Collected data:

***

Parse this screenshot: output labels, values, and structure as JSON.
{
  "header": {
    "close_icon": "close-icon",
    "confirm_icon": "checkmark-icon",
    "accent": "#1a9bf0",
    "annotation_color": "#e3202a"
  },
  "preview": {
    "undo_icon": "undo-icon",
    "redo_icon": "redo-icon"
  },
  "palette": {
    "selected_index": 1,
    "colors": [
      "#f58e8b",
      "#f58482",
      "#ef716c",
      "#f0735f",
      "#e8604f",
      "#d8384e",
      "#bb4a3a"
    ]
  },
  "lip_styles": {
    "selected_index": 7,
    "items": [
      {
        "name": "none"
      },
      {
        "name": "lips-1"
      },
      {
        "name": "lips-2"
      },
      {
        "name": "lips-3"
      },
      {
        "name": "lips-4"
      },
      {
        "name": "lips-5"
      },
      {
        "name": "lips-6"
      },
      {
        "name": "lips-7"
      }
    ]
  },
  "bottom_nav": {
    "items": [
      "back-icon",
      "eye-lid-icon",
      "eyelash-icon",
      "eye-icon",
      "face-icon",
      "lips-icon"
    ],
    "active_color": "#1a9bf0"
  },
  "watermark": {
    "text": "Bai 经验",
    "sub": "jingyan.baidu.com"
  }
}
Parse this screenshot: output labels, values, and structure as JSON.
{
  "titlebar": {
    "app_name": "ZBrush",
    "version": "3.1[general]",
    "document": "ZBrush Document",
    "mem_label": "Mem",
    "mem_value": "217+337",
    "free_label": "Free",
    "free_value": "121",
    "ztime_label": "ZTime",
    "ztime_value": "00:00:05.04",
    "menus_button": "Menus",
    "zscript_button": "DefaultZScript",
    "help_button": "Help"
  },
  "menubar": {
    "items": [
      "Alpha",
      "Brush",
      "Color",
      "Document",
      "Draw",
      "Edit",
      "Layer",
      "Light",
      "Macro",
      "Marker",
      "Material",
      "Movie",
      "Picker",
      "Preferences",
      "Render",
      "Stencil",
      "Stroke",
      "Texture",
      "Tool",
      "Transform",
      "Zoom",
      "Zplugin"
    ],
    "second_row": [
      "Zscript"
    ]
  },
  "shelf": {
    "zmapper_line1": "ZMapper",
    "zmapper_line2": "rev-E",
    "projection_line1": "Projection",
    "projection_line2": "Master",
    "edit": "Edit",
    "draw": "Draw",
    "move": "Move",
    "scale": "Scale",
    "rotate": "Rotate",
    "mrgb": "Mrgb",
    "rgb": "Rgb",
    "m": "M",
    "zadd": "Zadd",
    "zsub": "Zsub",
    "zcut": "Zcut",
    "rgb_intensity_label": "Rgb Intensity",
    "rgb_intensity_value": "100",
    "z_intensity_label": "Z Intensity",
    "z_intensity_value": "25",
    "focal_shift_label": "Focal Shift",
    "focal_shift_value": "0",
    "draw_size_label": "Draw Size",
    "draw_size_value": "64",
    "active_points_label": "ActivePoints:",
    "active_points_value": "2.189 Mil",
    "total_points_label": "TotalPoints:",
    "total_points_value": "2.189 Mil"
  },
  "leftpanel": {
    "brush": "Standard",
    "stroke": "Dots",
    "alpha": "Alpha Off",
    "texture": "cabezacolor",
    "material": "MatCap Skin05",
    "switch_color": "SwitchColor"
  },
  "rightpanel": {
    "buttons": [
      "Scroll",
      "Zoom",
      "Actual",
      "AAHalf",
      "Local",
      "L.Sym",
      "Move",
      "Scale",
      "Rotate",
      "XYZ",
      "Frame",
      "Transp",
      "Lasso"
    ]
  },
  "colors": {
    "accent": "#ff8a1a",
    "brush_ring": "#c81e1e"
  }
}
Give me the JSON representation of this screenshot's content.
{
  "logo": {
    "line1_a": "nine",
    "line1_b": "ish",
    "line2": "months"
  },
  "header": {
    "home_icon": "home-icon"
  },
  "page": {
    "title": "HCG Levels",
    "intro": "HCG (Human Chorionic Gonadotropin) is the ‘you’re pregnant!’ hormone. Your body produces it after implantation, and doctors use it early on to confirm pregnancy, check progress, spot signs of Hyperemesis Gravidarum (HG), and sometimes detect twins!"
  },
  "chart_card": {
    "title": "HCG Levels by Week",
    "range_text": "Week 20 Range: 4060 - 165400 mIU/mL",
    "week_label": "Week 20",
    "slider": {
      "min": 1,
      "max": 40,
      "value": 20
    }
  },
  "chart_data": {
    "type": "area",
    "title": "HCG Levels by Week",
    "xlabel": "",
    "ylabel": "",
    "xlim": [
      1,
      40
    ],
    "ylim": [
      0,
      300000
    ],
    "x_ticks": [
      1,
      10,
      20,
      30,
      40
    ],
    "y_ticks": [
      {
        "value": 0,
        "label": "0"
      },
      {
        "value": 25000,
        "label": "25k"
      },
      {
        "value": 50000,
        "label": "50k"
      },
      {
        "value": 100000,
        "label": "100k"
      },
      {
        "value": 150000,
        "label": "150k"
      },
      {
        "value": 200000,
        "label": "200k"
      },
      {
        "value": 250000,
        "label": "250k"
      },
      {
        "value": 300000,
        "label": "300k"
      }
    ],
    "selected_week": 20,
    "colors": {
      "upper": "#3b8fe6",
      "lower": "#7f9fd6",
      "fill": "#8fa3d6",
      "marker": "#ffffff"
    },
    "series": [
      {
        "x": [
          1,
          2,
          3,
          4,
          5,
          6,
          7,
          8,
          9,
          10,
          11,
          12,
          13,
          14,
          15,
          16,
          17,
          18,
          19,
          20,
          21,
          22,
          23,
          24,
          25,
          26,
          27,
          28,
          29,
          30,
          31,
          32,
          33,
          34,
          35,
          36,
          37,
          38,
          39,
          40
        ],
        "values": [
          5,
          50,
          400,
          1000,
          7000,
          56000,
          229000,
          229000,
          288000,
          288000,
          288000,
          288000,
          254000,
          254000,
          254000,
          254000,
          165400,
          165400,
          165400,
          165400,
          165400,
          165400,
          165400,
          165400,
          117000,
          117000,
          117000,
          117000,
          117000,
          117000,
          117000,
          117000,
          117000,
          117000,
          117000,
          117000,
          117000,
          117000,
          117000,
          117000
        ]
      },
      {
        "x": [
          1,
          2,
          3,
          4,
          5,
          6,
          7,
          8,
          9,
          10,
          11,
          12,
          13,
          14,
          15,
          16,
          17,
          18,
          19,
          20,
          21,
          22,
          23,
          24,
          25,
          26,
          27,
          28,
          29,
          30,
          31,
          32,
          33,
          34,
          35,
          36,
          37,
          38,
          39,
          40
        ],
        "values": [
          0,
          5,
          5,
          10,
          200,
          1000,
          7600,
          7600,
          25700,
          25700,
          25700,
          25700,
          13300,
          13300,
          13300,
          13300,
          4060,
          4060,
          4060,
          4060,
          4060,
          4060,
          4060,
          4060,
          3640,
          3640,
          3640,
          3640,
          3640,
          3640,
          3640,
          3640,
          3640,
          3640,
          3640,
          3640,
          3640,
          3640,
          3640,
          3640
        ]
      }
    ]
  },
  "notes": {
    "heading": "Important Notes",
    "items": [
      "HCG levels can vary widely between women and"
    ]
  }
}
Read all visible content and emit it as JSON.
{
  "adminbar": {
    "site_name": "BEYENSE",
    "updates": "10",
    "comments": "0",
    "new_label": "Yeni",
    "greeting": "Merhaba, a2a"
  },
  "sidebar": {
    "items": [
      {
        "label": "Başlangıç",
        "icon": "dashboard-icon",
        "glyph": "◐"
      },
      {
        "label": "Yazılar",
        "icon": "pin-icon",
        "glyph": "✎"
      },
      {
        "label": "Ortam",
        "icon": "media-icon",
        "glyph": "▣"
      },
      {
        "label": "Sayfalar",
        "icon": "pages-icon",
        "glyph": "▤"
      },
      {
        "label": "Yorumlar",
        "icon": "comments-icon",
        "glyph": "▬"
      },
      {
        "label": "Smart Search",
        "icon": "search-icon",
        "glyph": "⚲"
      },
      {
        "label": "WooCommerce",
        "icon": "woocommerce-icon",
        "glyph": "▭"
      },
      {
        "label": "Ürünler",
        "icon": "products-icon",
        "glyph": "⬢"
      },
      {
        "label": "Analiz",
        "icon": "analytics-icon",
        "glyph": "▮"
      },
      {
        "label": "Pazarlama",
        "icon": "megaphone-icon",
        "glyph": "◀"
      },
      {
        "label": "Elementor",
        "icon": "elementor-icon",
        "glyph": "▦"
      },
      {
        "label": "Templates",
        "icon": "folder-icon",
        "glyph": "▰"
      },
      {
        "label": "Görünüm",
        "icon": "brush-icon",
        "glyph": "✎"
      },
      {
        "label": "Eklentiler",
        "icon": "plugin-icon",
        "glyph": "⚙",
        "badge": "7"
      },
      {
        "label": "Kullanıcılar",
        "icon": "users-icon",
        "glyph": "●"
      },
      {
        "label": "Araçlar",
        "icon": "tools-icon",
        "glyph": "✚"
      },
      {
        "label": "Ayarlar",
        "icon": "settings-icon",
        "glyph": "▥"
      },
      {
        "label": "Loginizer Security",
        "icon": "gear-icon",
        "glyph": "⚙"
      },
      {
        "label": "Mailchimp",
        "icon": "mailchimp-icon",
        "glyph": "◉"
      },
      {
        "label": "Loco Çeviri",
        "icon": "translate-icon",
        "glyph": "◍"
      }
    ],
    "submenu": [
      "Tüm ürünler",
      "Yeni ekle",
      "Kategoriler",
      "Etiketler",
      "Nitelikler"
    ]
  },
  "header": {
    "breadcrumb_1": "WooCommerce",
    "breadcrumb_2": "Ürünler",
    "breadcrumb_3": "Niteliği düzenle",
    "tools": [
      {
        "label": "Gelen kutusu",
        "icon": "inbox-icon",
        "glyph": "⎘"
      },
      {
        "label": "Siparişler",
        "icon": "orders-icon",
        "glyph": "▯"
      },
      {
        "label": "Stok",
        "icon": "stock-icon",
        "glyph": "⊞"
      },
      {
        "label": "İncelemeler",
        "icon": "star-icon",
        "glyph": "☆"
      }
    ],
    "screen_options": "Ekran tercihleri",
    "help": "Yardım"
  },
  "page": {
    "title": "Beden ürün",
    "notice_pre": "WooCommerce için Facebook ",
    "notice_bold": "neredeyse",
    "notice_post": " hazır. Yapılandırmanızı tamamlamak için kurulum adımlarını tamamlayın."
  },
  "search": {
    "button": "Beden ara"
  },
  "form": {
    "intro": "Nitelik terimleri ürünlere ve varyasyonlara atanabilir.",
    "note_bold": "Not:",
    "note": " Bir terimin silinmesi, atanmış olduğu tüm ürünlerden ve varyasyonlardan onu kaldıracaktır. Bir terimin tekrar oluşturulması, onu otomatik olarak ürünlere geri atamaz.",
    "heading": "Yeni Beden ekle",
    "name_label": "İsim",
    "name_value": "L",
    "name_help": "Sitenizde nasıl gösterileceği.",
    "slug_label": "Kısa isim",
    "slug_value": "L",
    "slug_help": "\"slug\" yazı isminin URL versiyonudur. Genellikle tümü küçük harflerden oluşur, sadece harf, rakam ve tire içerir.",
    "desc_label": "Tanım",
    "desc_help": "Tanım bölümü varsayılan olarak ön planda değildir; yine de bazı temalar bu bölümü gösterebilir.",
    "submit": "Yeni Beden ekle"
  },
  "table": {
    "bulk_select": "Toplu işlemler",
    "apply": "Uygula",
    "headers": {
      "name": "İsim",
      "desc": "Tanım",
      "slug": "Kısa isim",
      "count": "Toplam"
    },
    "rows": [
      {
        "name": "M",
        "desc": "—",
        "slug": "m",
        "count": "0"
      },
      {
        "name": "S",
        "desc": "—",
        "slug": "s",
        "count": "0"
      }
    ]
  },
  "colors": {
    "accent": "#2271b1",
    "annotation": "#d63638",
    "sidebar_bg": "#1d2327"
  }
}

***

● **DIRECTION**: Search the lines for the string "Document" and copy every line that has it.

● **THE OUTPUT**:
    "document": "ZBrush Document",
      "Document",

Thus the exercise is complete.